PROBLEM TO SOLVE
Return all of the data exactly as given.
=== RECORDS SHOWN ===
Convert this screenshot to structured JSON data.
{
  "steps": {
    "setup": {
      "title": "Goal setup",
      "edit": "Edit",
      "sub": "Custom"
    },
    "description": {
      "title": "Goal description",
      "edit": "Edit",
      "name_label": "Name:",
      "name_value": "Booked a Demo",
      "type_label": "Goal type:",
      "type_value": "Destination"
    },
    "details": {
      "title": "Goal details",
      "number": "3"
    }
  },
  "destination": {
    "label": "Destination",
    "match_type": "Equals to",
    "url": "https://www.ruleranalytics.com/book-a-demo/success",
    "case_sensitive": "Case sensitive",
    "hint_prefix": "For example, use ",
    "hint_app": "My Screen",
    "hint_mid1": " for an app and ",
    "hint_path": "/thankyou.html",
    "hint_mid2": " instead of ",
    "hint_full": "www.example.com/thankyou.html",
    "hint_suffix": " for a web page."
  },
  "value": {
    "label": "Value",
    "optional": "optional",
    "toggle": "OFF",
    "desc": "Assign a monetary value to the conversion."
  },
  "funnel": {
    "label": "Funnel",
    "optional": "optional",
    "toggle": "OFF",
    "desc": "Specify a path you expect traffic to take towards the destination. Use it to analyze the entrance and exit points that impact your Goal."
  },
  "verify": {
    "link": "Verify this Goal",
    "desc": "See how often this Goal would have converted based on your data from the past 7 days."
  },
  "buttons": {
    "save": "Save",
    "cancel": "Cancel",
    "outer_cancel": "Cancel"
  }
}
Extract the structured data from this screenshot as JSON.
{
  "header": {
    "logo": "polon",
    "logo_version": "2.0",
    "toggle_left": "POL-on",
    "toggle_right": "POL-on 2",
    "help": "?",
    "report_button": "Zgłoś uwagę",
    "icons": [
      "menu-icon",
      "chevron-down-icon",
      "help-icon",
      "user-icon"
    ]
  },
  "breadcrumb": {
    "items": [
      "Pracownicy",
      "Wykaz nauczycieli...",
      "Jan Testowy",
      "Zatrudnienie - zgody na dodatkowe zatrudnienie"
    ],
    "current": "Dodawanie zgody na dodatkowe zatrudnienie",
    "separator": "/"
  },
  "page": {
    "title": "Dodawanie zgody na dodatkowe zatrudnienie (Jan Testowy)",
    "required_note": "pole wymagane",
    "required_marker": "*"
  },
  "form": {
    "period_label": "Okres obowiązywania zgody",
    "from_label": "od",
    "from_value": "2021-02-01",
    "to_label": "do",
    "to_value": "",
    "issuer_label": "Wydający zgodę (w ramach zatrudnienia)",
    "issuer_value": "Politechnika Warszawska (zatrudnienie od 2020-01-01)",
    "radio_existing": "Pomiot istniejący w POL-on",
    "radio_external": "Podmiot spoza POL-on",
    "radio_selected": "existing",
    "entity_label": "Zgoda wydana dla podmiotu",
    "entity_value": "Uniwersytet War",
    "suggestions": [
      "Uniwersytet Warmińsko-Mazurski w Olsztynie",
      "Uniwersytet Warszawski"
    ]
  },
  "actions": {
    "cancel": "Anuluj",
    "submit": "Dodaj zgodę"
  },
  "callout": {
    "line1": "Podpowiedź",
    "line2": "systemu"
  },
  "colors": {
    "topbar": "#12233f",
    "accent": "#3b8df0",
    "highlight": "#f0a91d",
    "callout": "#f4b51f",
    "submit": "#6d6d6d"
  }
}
===
CORRECT RESPONSE
Convert this screenshot to structured JSON data.
{
  "steps": {
    "setup": {
      "title": "Goal setup",
      "edit": "Edit",
      "sub": "Custom"
    },
    "description": {
      "title": "Goal description",
      "edit": "Edit",
      "name_label": "Name:",
      "name_value": "Booked a Demo",
      "type_label": "Goal type:",
      "type_value": "Destination"
    },
    "details": {
      "title": "Goal details",
      "number": "3"
    }
  },
  "destination": {
    "label": "Destination",
    "match_type": "Equals to",
    "url": "https://www.ruleranalytics.com/book-a-demo/success",
    "case_sensitive": "Case sensitive",
    "hint_prefix": "For example, use ",
    "hint_app": "My Screen",
    "hint_mid1": " for an app and ",
    "hint_path": "/thankyou.html",
    "hint_mid2": " instead of ",
    "hint_full": "www.example.com/thankyou.html",
    "hint_suffix": " for a web page."
  },
  "value": {
    "label": "Value",
    "optional": "optional",
    "toggle": "OFF",
    "desc": "Assign a monetary value to the conversion."
  },
  "funnel": {
    "label": "Funnel",
    "optional": "optional",
    "toggle": "OFF",
    "desc": "Specify a path you expect traffic to take towards the destination. Use it to analyze the entrance and exit points that impact your Goal."
  },
  "verify": {
    "link": "Verify this Goal",
    "desc": "See how often this Goal would have converted based on your data from the past 7 days."
  },
  "buttons": {
    "save": "Save",
    "cancel": "Cancel",
    "outer_cancel": "Cancel"
  }
}
Extract the structured data from this screenshot as JSON.
{
  "header": {
    "logo": "polon",
    "logo_version": "2.0",
    "toggle_left": "POL-on",
    "toggle_right": "POL-on 2",
    "help": "?",
    "report_button": "Zgłoś uwagę",
    "icons": [
      "menu-icon",
      "chevron-down-icon",
      "help-icon",
      "user-icon"
    ]
  },
  "breadcrumb": {
    "items": [
      "Pracownicy",
      "Wykaz nauczycieli...",
      "Jan Testowy",
      "Zatrudnienie - zgody na dodatkowe zatrudnienie"
    ],
    "current": "Dodawanie zgody na dodatkowe zatrudnienie",
    "separator": "/"
  },
  "page": {
    "title": "Dodawanie zgody na dodatkowe zatrudnienie (Jan Testowy)",
    "required_note": "pole wymagane",
    "required_marker": "*"
  },
  "form": {
    "period_label": "Okres obowiązywania zgody",
    "from_label": "od",
    "from_value": "2021-02-01",
    "to_label": "do",
    "to_value": "",
    "issuer_label": "Wydający zgodę (w ramach zatrudnienia)",
    "issuer_value": "Politechnika Warszawska (zatrudnienie od 2020-01-01)",
    "radio_existing": "Pomiot istniejący w POL-on",
    "radio_external": "Podmiot spoza POL-on",
    "radio_selected": "existing",
    "entity_label": "Zgoda wydana dla podmiotu",
    "entity_value": "Uniwersytet War",
    "suggestions": [
      "Uniwersytet Warmińsko-Mazurski w Olsztynie",
      "Uniwersytet Warszawski"
    ]
  },
  "actions": {
    "cancel": "Anuluj",
    "submit": "Dodaj zgodę"
  },
  "callout": {
    "line1": "Podpowiedź",
    "line2": "systemu"
  },
  "colors": {
    "topbar": "#12233f",
    "accent": "#3b8df0",
    "highlight": "#f0a91d",
    "callout": "#f4b51f",
    "submit": "#6d6d6d"
  }
}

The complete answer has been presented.